> Exercise material:
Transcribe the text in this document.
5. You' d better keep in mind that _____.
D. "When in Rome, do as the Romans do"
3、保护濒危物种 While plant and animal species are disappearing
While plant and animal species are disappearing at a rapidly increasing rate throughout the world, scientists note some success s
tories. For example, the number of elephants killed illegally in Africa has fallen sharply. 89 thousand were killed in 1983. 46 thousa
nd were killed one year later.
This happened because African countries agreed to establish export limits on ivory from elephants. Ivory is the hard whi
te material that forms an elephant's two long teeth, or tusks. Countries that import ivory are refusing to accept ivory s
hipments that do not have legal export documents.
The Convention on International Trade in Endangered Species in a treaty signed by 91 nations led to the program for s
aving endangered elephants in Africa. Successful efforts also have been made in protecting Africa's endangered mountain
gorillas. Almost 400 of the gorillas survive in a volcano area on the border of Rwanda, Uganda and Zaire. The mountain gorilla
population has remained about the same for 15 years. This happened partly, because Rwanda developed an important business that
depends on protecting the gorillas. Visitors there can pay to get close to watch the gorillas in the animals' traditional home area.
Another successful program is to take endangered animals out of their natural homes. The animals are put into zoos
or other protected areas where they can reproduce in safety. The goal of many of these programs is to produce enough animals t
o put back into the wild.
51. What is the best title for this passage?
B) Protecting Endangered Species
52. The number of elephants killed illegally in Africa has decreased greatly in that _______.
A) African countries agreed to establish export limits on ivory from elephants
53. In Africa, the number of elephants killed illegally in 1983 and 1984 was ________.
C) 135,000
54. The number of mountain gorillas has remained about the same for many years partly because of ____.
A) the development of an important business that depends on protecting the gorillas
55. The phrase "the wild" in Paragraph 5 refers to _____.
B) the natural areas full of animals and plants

> Exercise goal:
Scan the material above for the word "business". Copy each line where it occurs.

> Solution for this problem:
population has remained about the same for 15 years. This happened partly, because Rwanda developed an important business that
A) the development of an important business that depends on protecting the gorillas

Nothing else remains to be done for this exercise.